→ THE INPUT:
--------------------
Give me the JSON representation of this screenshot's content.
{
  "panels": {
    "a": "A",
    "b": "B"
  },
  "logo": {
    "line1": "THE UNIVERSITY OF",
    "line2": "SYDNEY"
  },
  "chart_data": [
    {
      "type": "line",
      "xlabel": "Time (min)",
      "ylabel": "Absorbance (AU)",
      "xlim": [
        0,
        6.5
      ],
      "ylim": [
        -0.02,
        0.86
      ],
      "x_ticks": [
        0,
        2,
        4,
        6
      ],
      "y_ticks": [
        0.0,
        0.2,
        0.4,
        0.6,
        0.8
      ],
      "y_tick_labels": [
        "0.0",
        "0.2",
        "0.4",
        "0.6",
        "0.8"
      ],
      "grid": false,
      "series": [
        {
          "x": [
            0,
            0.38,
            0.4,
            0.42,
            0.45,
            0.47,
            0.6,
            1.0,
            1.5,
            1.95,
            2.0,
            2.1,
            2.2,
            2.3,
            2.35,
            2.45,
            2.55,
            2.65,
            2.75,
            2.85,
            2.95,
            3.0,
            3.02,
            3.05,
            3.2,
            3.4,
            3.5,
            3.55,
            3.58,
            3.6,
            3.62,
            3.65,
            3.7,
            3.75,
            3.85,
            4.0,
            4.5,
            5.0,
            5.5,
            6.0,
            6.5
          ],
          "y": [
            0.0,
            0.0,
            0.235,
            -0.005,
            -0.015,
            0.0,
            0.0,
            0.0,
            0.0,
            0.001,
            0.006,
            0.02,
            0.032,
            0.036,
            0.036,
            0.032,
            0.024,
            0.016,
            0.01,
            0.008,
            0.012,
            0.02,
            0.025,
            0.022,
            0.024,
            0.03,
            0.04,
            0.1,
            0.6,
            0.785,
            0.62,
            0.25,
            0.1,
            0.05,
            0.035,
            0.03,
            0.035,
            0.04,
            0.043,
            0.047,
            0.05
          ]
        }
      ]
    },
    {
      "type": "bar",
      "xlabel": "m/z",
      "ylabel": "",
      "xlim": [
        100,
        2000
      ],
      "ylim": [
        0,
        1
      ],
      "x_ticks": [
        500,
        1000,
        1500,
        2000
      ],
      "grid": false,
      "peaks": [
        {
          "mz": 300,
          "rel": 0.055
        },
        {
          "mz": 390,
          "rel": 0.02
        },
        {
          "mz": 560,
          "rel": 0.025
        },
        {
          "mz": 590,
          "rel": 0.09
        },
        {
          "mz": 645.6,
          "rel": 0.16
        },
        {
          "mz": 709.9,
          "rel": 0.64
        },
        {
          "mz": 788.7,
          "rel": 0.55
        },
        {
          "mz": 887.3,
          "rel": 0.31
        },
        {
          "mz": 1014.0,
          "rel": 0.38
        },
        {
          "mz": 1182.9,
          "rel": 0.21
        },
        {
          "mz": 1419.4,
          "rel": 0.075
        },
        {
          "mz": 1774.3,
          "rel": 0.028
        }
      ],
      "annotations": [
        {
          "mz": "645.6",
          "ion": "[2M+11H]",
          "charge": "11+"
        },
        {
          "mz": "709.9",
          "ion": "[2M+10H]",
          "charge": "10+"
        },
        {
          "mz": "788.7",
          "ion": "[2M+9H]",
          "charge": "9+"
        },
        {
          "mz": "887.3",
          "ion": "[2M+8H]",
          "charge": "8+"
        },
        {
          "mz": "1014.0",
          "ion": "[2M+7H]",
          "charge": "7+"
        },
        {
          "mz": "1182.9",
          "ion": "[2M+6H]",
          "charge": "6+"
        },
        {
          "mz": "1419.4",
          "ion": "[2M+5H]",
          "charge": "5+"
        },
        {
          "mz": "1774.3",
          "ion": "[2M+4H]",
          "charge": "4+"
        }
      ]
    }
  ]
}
--------------------
Scan the entries above for the word "charge" and collect each line holding it.

→ RESULT BELOW:
          "charge": "11+"
          "charge": "10+"
          "charge": "9+"
          "charge": "8+"
          "charge": "7+"
          "charge": "6+"
          "charge": "5+"
          "charge": "4+"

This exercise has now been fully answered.